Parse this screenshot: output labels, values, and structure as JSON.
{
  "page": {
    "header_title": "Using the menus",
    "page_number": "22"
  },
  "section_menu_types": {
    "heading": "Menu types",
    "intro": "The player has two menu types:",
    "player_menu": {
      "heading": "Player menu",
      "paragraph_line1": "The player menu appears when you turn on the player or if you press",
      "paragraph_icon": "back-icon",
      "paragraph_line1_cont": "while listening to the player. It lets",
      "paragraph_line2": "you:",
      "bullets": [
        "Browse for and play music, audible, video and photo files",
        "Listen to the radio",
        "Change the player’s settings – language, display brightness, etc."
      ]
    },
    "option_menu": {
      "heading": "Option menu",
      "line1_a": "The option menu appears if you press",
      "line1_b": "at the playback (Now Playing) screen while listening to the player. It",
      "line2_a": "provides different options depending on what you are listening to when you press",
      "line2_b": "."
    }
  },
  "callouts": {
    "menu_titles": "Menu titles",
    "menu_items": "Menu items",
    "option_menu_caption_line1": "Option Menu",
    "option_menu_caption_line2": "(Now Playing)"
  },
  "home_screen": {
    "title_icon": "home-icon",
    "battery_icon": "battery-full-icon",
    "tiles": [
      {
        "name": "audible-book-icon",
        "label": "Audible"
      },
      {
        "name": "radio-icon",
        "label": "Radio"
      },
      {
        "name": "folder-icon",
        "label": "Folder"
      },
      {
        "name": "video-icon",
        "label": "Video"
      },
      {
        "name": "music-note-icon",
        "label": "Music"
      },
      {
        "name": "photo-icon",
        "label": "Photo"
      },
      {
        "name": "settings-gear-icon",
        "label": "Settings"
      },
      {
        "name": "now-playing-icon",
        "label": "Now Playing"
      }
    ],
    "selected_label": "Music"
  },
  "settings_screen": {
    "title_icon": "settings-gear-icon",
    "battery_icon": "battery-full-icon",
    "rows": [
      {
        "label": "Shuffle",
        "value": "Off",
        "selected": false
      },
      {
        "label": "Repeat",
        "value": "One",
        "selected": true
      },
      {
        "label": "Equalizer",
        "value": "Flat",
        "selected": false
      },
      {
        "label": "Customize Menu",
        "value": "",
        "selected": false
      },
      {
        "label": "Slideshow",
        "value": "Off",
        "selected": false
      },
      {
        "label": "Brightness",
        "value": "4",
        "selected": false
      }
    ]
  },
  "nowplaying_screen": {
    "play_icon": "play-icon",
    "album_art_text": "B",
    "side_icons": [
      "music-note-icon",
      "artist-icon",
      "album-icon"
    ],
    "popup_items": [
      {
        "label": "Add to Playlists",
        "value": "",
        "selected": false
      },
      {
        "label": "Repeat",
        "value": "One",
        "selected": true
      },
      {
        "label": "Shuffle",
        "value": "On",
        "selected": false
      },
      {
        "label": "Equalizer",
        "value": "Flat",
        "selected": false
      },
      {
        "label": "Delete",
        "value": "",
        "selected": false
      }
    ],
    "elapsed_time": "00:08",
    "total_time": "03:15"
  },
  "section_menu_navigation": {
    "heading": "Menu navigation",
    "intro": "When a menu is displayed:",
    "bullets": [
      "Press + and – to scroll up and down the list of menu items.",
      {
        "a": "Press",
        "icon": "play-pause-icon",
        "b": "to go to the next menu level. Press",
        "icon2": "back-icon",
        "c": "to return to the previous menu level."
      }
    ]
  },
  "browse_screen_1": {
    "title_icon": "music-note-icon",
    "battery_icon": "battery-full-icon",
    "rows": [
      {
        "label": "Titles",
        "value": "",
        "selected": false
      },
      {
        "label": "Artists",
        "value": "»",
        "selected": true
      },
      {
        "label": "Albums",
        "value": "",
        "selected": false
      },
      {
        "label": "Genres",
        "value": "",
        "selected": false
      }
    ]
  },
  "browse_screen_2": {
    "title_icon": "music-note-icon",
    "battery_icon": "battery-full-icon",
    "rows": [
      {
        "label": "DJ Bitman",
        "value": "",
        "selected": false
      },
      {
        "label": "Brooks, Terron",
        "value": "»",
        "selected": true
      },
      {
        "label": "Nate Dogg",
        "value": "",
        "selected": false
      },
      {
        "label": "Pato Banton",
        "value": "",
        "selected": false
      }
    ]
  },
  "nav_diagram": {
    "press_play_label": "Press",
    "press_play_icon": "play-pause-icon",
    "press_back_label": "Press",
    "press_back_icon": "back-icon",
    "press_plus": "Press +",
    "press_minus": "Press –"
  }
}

## [Directions for this task]
Repeat the listing in full, keeping every line exactly as it is.

## [In response]
Parse this screenshot: output labels, values, and structure as JSON.
{
  "page": {
    "header_title": "Using the menus",
    "page_number": "22"
  },
  "section_menu_types": {
    "heading": "Menu types",
    "intro": "The player has two menu types:",
    "player_menu": {
      "heading": "Player menu",
      "paragraph_line1": "The player menu appears when you turn on the player or if you press",
      "paragraph_icon": "back-icon",
      "paragraph_line1_cont": "while listening to the player. It lets",
      "paragraph_line2": "you:",
      "bullets": [
        "Browse for and play music, audible, video and photo files",
        "Listen to the radio",
        "Change the player’s settings – language, display brightness, etc."
      ]
    },
    "option_menu": {
      "heading": "Option menu",
      "line1_a": "The option menu appears if you press",
      "line1_b": "at the playback (Now Playing) screen while listening to the player. It",
      "line2_a": "provides different options depending on what you are listening to when you press",
      "line2_b": "."
    }
  },
  "callouts": {
    "menu_titles": "Menu titles",
    "menu_items": "Menu items",
    "option_menu_caption_line1": "Option Menu",
    "option_menu_caption_line2": "(Now Playing)"
  },
  "home_screen": {
    "title_icon": "home-icon",
    "battery_icon": "battery-full-icon",
    "tiles": [
      {
        "name": "audible-book-icon",
        "label": "Audible"
      },
      {
        "name": "radio-icon",
        "label": "Radio"
      },
      {
        "name": "folder-icon",
        "label": "Folder"
      },
      {
        "name": "video-icon",
        "label": "Video"
      },
      {
        "name": "music-note-icon",
        "label": "Music"
      },
      {
        "name": "photo-icon",
        "label": "Photo"
      },
      {
        "name": "settings-gear-icon",
        "label": "Settings"
      },
      {
        "name": "now-playing-icon",
        "label": "Now Playing"
      }
    ],
    "selected_label": "Music"
  },
  "settings_screen": {
    "title_icon": "settings-gear-icon",
    "battery_icon": "battery-full-icon",
    "rows": [
      {
        "label": "Shuffle",
        "value": "Off",
        "selected": false
      },
      {
        "label": "Repeat",
        "value": "One",
        "selected": true
      },
      {
        "label": "Equalizer",
        "value": "Flat",
        "selected": false
      },
      {
        "label": "Customize Menu",
        "value": "",
        "selected": false
      },
      {
        "label": "Slideshow",
        "value": "Off",
        "selected": false
      },
      {
        "label": "Brightness",
        "value": "4",
        "selected": false
      }
    ]
  },
  "nowplaying_screen": {
    "play_icon": "play-icon",
    "album_art_text": "B",
    "side_icons": [
      "music-note-icon",
      "artist-icon",
      "album-icon"
    ],
    "popup_items": [
      {
        "label": "Add to Playlists",
        "value": "",
        "selected": false
      },
      {
        "label": "Repeat",
        "value": "One",
        "selected": true
      },
      {
        "label": "Shuffle",
        "value": "On",
        "selected": false
      },
      {
        "label": "Equalizer",
        "value": "Flat",
        "selected": false
      },
      {
        "label": "Delete",
        "value": "",
        "selected": false
      }
    ],
    "elapsed_time": "00:08",
    "total_time": "03:15"
  },
  "section_menu_navigation": {
    "heading": "Menu navigation",
    "intro": "When a menu is displayed:",
    "bullets": [
      "Press + and – to scroll up and down the list of menu items.",
      {
        "a": "Press",
        "icon": "play-pause-icon",
        "b": "to go to the next menu level. Press",
        "icon2": "back-icon",
        "c": "to return to the previous menu level."
      }
    ]
  },
  "browse_screen_1": {
    "title_icon": "music-note-icon",
    "battery_icon": "battery-full-icon",
    "rows": [
      {
        "label": "Titles",
        "value": "",
        "selected": false
      },
      {
        "label": "Artists",
        "value": "»",
        "selected": true
      },
      {
        "label": "Albums",
        "value": "",
        "selected": false
      },
      {
        "label": "Genres",
        "value": "",
        "selected": false
      }
    ]
  },
  "browse_screen_2": {
    "title_icon": "music-note-icon",
    "battery_icon": "battery-full-icon",
    "rows": [
      {
        "label": "DJ Bitman",
        "value": "",
        "selected": false
      },
      {
        "label": "Brooks, Terron",
        "value": "»",
        "selected": true
      },
      {
        "label": "Nate Dogg",
        "value": "",
        "selected": false
      },
      {
        "label": "Pato Banton",
        "value": "",
        "selected": false
      }
    ]
  },
  "nav_diagram": {
    "press_play_label": "Press",
    "press_play_icon": "play-pause-icon",
    "press_back_label": "Press",
    "press_back_icon": "back-icon",
    "press_plus": "Press +",
    "press_minus": "Press –"
  }
}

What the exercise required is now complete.